> What is asked
Scan the lines below for the word "Neutron". Copy each line you find it in.

> Raw records
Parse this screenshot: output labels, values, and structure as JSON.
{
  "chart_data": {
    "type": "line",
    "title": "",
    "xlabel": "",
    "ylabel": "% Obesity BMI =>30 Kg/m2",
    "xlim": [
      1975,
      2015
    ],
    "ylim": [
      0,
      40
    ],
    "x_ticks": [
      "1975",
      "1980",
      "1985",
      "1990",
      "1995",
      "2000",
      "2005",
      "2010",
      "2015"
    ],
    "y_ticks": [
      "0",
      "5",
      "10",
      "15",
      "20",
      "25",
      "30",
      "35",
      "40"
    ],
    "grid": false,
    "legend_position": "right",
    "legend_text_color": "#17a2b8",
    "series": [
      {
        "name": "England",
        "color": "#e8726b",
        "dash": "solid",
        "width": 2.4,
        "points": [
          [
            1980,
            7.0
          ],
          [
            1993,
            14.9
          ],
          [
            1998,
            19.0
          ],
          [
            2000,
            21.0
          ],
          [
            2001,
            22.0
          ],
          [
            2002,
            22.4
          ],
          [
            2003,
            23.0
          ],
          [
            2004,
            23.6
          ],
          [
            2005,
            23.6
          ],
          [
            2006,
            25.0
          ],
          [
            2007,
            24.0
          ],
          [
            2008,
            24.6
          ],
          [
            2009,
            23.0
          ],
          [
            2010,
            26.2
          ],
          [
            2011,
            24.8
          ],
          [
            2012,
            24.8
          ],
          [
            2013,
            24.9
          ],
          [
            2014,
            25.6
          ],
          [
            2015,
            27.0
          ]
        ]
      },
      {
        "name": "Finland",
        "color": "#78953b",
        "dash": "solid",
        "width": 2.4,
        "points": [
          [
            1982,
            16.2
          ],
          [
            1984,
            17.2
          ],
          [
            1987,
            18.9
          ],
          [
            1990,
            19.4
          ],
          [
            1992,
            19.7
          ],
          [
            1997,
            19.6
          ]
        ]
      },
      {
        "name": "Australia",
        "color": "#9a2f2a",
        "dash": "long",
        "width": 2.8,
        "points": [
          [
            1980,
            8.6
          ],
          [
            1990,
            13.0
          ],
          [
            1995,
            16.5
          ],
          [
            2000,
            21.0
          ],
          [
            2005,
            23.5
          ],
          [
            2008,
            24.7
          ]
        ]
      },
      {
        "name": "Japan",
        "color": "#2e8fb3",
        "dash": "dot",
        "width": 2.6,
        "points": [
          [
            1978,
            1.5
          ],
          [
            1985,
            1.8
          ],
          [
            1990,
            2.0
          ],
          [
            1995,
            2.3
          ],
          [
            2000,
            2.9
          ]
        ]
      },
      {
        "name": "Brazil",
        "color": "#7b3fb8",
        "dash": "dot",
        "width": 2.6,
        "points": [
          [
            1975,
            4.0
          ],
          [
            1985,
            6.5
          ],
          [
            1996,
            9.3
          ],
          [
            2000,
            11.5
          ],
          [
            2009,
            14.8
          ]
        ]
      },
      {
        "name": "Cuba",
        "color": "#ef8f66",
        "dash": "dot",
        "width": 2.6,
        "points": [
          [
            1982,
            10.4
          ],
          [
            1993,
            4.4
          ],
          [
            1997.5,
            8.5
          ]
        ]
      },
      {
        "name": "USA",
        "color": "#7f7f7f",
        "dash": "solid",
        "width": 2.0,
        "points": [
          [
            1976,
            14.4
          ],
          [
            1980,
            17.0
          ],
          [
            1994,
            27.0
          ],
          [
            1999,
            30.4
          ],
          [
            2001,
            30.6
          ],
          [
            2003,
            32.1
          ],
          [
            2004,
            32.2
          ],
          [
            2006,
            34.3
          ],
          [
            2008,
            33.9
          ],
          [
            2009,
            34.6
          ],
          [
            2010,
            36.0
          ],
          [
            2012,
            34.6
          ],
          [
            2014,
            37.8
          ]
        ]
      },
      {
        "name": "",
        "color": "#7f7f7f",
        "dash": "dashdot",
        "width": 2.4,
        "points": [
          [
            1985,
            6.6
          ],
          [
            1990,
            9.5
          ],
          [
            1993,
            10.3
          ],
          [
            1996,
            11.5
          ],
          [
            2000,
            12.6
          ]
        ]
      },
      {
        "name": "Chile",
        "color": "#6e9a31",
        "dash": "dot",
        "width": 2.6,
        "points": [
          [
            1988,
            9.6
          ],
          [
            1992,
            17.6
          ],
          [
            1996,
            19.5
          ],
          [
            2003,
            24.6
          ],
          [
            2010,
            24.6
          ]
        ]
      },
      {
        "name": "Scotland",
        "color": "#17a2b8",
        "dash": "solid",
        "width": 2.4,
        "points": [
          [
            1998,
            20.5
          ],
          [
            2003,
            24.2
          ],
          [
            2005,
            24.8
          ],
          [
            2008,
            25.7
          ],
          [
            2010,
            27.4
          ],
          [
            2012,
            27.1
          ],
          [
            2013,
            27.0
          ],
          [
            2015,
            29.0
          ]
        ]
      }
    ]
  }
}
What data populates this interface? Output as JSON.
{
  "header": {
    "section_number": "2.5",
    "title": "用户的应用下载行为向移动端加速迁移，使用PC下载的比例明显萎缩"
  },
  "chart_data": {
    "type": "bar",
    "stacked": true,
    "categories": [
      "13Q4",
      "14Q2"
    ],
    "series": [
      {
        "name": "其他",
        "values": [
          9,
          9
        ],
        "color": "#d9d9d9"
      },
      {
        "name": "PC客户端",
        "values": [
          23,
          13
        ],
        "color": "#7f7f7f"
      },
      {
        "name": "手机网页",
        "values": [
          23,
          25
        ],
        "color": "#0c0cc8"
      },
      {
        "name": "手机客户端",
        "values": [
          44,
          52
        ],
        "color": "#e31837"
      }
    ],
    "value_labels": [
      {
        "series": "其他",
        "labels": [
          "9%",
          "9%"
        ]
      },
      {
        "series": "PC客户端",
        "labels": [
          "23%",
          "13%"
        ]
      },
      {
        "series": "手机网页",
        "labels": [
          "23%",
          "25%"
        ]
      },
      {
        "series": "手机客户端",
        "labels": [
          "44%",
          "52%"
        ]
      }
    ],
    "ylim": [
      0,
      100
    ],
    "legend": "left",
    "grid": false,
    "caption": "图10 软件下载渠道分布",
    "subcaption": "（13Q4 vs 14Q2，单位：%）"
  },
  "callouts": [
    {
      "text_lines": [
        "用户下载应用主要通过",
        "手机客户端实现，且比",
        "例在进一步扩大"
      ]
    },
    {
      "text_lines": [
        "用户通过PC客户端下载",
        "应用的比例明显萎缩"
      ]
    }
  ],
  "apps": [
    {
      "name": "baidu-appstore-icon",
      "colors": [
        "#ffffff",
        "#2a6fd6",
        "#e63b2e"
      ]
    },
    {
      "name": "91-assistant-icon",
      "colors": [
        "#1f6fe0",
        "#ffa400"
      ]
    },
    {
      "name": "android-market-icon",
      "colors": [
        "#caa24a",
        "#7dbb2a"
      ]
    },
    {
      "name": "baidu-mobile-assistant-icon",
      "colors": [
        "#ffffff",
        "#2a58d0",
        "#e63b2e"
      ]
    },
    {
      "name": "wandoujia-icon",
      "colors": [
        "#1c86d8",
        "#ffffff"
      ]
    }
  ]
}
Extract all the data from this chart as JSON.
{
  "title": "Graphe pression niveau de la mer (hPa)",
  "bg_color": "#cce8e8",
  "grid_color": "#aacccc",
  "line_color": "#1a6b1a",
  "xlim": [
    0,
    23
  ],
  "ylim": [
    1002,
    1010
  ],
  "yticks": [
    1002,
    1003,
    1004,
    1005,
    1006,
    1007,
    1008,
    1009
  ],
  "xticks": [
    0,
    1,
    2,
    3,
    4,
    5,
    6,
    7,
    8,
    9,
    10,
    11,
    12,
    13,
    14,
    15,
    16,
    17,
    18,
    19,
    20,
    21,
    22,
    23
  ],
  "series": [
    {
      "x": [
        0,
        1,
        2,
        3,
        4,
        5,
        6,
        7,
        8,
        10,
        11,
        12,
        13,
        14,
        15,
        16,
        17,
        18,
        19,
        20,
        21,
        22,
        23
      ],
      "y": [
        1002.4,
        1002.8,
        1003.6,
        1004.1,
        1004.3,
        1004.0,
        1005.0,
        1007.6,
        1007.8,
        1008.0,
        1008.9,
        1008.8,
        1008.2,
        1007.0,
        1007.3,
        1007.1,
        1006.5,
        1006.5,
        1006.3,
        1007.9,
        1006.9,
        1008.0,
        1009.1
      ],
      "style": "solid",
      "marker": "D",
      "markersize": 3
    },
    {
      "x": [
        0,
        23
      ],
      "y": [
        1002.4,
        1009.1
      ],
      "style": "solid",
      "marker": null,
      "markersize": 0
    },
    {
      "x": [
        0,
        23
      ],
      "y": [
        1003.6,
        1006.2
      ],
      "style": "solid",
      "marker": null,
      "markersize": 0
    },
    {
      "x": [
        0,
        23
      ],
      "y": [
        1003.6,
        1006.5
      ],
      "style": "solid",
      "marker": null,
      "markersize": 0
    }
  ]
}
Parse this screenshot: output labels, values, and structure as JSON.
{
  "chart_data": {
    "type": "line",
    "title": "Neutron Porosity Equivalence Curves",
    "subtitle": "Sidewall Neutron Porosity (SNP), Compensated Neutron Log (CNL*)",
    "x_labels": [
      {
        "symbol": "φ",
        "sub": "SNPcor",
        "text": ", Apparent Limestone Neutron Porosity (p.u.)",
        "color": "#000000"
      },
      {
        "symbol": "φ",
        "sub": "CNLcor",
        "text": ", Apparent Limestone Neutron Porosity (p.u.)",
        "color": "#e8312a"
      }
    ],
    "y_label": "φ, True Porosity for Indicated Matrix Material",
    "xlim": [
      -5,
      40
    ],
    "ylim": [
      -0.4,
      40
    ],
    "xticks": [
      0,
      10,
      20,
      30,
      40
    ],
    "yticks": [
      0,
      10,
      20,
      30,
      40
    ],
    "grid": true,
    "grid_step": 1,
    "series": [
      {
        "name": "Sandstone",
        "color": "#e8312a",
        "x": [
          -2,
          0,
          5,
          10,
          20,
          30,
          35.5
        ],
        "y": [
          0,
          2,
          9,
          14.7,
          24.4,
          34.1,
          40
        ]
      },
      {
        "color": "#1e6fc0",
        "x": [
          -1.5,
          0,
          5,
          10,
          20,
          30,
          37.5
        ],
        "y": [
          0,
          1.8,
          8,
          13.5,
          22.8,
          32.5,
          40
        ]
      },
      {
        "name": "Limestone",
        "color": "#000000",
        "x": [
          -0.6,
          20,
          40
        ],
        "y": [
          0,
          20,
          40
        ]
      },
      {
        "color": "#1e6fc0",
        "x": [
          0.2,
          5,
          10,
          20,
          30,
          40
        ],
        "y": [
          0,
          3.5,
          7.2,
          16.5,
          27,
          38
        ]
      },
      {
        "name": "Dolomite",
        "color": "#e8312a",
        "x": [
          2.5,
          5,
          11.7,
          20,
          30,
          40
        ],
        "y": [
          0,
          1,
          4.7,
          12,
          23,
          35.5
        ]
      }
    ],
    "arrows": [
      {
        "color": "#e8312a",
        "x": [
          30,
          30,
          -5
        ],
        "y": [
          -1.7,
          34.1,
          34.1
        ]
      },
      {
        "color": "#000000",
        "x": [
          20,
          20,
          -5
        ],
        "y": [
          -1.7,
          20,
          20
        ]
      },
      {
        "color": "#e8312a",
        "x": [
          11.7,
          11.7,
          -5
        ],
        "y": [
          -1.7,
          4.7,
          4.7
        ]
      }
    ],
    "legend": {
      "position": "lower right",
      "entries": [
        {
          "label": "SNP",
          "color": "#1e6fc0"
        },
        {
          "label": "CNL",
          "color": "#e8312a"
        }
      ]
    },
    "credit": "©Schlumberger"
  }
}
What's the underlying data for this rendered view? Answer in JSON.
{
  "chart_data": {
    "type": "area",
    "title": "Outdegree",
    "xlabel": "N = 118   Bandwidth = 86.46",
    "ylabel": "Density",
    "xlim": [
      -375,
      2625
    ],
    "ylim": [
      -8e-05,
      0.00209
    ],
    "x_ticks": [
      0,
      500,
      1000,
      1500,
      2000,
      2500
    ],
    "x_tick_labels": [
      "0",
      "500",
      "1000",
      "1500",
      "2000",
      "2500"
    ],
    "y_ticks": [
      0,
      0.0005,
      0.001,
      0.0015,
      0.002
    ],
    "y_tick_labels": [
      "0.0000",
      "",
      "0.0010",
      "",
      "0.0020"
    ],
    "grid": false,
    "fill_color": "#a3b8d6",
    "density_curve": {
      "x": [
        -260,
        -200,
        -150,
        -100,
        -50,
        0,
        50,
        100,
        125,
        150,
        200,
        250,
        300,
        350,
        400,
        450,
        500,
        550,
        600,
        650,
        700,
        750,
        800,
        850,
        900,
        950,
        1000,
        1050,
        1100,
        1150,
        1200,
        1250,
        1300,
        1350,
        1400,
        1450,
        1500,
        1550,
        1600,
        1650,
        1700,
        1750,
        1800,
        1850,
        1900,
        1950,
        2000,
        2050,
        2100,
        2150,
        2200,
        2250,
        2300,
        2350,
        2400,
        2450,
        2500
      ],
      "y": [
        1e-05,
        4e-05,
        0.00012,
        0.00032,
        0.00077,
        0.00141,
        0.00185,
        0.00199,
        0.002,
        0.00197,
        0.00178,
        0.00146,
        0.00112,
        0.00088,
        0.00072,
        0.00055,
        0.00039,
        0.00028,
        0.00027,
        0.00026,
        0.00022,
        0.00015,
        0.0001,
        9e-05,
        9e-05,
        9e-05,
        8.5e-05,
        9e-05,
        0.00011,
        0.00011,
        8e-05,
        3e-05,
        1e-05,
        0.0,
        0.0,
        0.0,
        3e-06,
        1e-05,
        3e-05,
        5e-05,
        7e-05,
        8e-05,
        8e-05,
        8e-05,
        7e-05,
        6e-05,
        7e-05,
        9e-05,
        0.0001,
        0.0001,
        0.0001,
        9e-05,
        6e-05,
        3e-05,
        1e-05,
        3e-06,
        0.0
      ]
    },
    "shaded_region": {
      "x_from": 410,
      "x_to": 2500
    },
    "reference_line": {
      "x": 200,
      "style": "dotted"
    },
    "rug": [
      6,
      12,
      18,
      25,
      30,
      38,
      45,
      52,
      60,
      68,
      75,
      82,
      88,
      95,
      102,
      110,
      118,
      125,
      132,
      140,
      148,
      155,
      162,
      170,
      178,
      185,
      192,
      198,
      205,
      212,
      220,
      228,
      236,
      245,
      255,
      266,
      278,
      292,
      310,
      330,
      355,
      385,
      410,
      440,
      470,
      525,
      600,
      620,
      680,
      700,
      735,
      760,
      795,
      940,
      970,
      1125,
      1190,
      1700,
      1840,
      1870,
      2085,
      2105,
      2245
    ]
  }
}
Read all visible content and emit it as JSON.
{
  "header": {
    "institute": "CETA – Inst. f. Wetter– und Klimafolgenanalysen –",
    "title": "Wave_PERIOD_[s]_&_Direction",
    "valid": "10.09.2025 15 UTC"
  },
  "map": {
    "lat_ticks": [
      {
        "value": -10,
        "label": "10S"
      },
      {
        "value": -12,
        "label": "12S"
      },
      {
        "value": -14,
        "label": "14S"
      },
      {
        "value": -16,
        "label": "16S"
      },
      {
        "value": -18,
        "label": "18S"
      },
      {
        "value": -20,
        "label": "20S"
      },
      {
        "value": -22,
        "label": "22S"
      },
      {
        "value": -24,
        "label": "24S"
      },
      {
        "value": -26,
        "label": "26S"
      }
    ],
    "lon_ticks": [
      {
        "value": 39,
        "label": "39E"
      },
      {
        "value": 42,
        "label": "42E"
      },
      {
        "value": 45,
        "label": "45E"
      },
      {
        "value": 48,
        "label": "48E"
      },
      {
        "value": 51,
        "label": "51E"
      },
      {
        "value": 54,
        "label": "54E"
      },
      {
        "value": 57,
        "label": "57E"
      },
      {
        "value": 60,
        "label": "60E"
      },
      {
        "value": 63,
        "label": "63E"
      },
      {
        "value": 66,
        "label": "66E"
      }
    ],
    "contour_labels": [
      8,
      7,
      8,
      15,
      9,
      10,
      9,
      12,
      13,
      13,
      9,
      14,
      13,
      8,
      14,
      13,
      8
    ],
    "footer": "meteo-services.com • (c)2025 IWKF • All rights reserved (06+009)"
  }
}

> Answer to this exercise
    "title": "Neutron Porosity Equivalence Curves",
    "subtitle": "Sidewall Neutron Porosity (SNP), Compensated Neutron Log (CNL*)",
        "text": ", Apparent Limestone Neutron Porosity (p.u.)",
        "text": ", Apparent Limestone Neutron Porosity (p.u.)",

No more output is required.